# Required task:
Transcribe the data below line for line, without changing any character.

# Stored rows:
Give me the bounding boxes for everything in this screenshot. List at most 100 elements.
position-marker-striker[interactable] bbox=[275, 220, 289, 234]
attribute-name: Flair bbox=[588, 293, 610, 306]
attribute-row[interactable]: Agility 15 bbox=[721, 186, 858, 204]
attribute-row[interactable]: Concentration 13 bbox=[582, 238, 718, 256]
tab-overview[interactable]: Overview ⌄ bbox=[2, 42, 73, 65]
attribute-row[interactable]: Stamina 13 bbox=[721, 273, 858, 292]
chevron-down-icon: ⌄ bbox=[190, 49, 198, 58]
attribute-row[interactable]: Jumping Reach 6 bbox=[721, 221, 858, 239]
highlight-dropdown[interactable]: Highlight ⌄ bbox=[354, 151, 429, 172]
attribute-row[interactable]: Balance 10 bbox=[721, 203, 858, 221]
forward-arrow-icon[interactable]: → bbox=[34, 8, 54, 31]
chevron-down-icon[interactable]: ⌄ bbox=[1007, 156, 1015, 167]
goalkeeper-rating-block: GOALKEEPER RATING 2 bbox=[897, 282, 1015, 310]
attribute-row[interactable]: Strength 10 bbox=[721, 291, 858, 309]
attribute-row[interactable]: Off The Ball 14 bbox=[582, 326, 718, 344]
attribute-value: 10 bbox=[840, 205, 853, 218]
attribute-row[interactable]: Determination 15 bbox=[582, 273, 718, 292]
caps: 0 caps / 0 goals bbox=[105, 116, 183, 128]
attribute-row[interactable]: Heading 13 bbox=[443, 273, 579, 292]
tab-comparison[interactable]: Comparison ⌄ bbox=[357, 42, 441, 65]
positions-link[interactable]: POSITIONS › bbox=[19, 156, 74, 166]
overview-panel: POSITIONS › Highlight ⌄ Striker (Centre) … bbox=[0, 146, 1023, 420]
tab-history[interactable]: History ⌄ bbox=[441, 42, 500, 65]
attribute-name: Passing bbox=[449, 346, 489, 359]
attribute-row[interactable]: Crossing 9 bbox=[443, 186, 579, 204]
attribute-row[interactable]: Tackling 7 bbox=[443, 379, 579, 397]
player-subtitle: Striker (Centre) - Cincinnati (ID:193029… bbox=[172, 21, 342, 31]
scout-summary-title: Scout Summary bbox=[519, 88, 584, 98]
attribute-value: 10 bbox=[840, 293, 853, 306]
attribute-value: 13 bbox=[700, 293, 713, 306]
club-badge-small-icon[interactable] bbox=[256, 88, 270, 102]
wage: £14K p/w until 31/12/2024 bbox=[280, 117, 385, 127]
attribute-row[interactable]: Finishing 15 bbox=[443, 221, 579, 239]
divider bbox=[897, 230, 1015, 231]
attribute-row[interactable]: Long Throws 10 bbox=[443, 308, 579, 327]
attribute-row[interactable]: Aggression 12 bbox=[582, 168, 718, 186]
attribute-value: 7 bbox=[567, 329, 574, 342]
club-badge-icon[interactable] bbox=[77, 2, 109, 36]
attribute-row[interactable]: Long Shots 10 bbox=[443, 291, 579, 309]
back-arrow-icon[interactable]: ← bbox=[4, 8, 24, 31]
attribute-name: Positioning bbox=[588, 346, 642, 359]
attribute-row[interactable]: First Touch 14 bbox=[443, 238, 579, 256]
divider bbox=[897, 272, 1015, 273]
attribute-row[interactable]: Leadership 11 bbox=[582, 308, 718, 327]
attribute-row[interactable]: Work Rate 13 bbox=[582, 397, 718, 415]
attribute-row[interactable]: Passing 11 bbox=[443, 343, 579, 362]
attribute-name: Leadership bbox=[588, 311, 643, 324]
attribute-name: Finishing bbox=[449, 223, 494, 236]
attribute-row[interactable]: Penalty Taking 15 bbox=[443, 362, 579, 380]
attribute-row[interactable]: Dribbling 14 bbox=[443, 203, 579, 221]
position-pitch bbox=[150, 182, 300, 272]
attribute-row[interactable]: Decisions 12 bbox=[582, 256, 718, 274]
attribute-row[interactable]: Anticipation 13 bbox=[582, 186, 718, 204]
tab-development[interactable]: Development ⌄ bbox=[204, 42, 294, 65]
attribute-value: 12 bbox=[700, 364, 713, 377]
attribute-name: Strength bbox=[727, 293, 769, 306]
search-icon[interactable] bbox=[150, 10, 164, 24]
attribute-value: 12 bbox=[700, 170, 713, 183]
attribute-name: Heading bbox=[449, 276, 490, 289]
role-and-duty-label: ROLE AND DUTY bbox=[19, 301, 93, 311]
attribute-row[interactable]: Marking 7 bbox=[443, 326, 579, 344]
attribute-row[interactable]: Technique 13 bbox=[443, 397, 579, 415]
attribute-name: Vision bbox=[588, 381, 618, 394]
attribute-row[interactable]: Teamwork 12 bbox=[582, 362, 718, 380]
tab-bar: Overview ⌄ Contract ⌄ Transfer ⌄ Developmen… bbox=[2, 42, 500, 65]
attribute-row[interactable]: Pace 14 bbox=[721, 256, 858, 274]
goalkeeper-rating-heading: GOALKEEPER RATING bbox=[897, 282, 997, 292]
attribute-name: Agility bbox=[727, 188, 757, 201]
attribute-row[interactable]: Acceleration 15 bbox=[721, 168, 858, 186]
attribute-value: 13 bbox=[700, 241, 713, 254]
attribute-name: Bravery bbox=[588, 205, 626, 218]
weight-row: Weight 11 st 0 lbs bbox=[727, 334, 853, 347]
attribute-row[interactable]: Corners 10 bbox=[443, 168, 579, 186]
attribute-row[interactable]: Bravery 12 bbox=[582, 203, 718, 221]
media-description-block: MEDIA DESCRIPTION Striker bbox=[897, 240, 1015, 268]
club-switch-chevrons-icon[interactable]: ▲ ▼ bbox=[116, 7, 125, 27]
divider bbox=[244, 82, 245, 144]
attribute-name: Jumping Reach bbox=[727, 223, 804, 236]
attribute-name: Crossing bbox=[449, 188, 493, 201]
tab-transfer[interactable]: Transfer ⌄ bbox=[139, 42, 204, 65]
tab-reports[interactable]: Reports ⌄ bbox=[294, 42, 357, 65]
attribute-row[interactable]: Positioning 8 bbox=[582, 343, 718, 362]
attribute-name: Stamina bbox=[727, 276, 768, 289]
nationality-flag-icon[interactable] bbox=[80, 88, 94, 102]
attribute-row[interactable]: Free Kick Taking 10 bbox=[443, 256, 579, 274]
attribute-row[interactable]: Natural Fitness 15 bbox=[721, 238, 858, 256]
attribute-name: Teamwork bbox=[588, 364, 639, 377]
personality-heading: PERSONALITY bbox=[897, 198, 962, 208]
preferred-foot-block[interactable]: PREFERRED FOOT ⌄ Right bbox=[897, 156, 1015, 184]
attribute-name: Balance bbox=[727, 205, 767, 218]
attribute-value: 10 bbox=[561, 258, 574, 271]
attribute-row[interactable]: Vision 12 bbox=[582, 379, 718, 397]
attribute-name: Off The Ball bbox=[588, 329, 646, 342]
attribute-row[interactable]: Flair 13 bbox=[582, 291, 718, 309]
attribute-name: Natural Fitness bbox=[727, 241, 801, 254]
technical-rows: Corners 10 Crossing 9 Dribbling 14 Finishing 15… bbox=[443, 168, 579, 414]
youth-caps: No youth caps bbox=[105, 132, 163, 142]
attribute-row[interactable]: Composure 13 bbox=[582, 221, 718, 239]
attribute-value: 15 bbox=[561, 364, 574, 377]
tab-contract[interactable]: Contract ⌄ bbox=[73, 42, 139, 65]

# Full output:
Give me the bounding boxes for everything in this screenshot. List at most 100 elements.
position-marker-striker[interactable] bbox=[275, 220, 289, 234]
attribute-name: Flair bbox=[588, 293, 610, 306]
attribute-row[interactable]: Agility 15 bbox=[721, 186, 858, 204]
attribute-row[interactable]: Concentration 13 bbox=[582, 238, 718, 256]
tab-overview[interactable]: Overview ⌄ bbox=[2, 42, 73, 65]
attribute-row[interactable]: Stamina 13 bbox=[721, 273, 858, 292]
chevron-down-icon: ⌄ bbox=[190, 49, 198, 58]
attribute-row[interactable]: Jumping Reach 6 bbox=[721, 221, 858, 239]
highlight-dropdown[interactable]: Highlight ⌄ bbox=[354, 151, 429, 172]
attribute-row[interactable]: Balance 10 bbox=[721, 203, 858, 221]
forward-arrow-icon[interactable]: → bbox=[34, 8, 54, 31]
chevron-down-icon[interactable]: ⌄ bbox=[1007, 156, 1015, 167]
goalkeeper-rating-block: GOALKEEPER RATING 2 bbox=[897, 282, 1015, 310]
attribute-row[interactable]: Strength 10 bbox=[721, 291, 858, 309]
attribute-row[interactable]: Off The Ball 14 bbox=[582, 326, 718, 344]
attribute-value: 10 bbox=[840, 205, 853, 218]
attribute-row[interactable]: Determination 15 bbox=[582, 273, 718, 292]
caps: 0 caps / 0 goals bbox=[105, 116, 183, 128]
attribute-row[interactable]: Heading 13 bbox=[443, 273, 579, 292]
tab-comparison[interactable]: Comparison ⌄ bbox=[357, 42, 441, 65]
positions-link[interactable]: POSITIONS › bbox=[19, 156, 74, 166]
overview-panel: POSITIONS › Highlight ⌄ Striker (Centre) … bbox=[0, 146, 1023, 420]
tab-history[interactable]: History ⌄ bbox=[441, 42, 500, 65]
attribute-name: Passing bbox=[449, 346, 489, 359]
attribute-row[interactable]: Crossing 9 bbox=[443, 186, 579, 204]
attribute-row[interactable]: Tackling 7 bbox=[443, 379, 579, 397]
player-subtitle: Striker (Centre) - Cincinnati (ID:193029… bbox=[172, 21, 342, 31]
scout-summary-title: Scout Summary bbox=[519, 88, 584, 98]
attribute-value: 10 bbox=[840, 293, 853, 306]
attribute-value: 13 bbox=[700, 293, 713, 306]
club-badge-small-icon[interactable] bbox=[256, 88, 270, 102]
wage: £14K p/w until 31/12/2024 bbox=[280, 117, 385, 127]
attribute-row[interactable]: Finishing 15 bbox=[443, 221, 579, 239]
divider bbox=[897, 230, 1015, 231]
attribute-row[interactable]: Long Throws 10 bbox=[443, 308, 579, 327]
attribute-row[interactable]: Aggression 12 bbox=[582, 168, 718, 186]
attribute-value: 7 bbox=[567, 329, 574, 342]
club-badge-icon[interactable] bbox=[77, 2, 109, 36]
attribute-row[interactable]: Long Shots 10 bbox=[443, 291, 579, 309]
back-arrow-icon[interactable]: ← bbox=[4, 8, 24, 31]
attribute-name: Positioning bbox=[588, 346, 642, 359]
attribute-row[interactable]: First Touch 14 bbox=[443, 238, 579, 256]
divider bbox=[897, 272, 1015, 273]
attribute-row[interactable]: Leadership 11 bbox=[582, 308, 718, 327]
attribute-row[interactable]: Work Rate 13 bbox=[582, 397, 718, 415]
attribute-row[interactable]: Passing 11 bbox=[443, 343, 579, 362]
attribute-name: Leadership bbox=[588, 311, 643, 324]
attribute-name: Finishing bbox=[449, 223, 494, 236]
attribute-row[interactable]: Penalty Taking 15 bbox=[443, 362, 579, 380]
attribute-row[interactable]: Dribbling 14 bbox=[443, 203, 579, 221]
position-pitch bbox=[150, 182, 300, 272]
attribute-row[interactable]: Decisions 12 bbox=[582, 256, 718, 274]
attribute-row[interactable]: Anticipation 13 bbox=[582, 186, 718, 204]
tab-development[interactable]: Development ⌄ bbox=[204, 42, 294, 65]
attribute-value: 12 bbox=[700, 364, 713, 377]
attribute-name: Strength bbox=[727, 293, 769, 306]
search-icon[interactable] bbox=[150, 10, 164, 24]
attribute-value: 12 bbox=[700, 170, 713, 183]
attribute-name: Heading bbox=[449, 276, 490, 289]
role-and-duty-label: ROLE AND DUTY bbox=[19, 301, 93, 311]
attribute-row[interactable]: Marking 7 bbox=[443, 326, 579, 344]
attribute-row[interactable]: Technique 13 bbox=[443, 397, 579, 415]
attribute-name: Vision bbox=[588, 381, 618, 394]
attribute-row[interactable]: Teamwork 12 bbox=[582, 362, 718, 380]
tab-bar: Overview ⌄ Contract ⌄ Transfer ⌄ Developmen… bbox=[2, 42, 500, 65]
attribute-row[interactable]: Pace 14 bbox=[721, 256, 858, 274]
goalkeeper-rating-heading: GOALKEEPER RATING bbox=[897, 282, 997, 292]
attribute-name: Agility bbox=[727, 188, 757, 201]
attribute-row[interactable]: Acceleration 15 bbox=[721, 168, 858, 186]
attribute-value: 13 bbox=[700, 241, 713, 254]
attribute-name: Bravery bbox=[588, 205, 626, 218]
weight-row: Weight 11 st 0 lbs bbox=[727, 334, 853, 347]
attribute-row[interactable]: Corners 10 bbox=[443, 168, 579, 186]
attribute-row[interactable]: Bravery 12 bbox=[582, 203, 718, 221]
media-description-block: MEDIA DESCRIPTION Striker bbox=[897, 240, 1015, 268]
club-switch-chevrons-icon[interactable]: ▲ ▼ bbox=[116, 7, 125, 27]
divider bbox=[244, 82, 245, 144]
attribute-name: Jumping Reach bbox=[727, 223, 804, 236]
attribute-name: Crossing bbox=[449, 188, 493, 201]
tab-transfer[interactable]: Transfer ⌄ bbox=[139, 42, 204, 65]
tab-reports[interactable]: Reports ⌄ bbox=[294, 42, 357, 65]
attribute-row[interactable]: Positioning 8 bbox=[582, 343, 718, 362]
attribute-name: Stamina bbox=[727, 276, 768, 289]
nationality-flag-icon[interactable] bbox=[80, 88, 94, 102]
attribute-row[interactable]: Free Kick Taking 10 bbox=[443, 256, 579, 274]
attribute-row[interactable]: Natural Fitness 15 bbox=[721, 238, 858, 256]
attribute-name: Teamwork bbox=[588, 364, 639, 377]
personality-heading: PERSONALITY bbox=[897, 198, 962, 208]
preferred-foot-block[interactable]: PREFERRED FOOT ⌄ Right bbox=[897, 156, 1015, 184]
attribute-name: Balance bbox=[727, 205, 767, 218]
attribute-value: 10 bbox=[561, 258, 574, 271]
attribute-row[interactable]: Vision 12 bbox=[582, 379, 718, 397]
attribute-name: Off The Ball bbox=[588, 329, 646, 342]
attribute-row[interactable]: Flair 13 bbox=[582, 291, 718, 309]
attribute-name: Natural Fitness bbox=[727, 241, 801, 254]
technical-rows: Corners 10 Crossing 9 Dribbling 14 Finishing 15… bbox=[443, 168, 579, 414]
youth-caps: No youth caps bbox=[105, 132, 163, 142]
attribute-row[interactable]: Composure 13 bbox=[582, 221, 718, 239]
attribute-value: 15 bbox=[561, 364, 574, 377]
tab-contract[interactable]: Contract ⌄ bbox=[73, 42, 139, 65]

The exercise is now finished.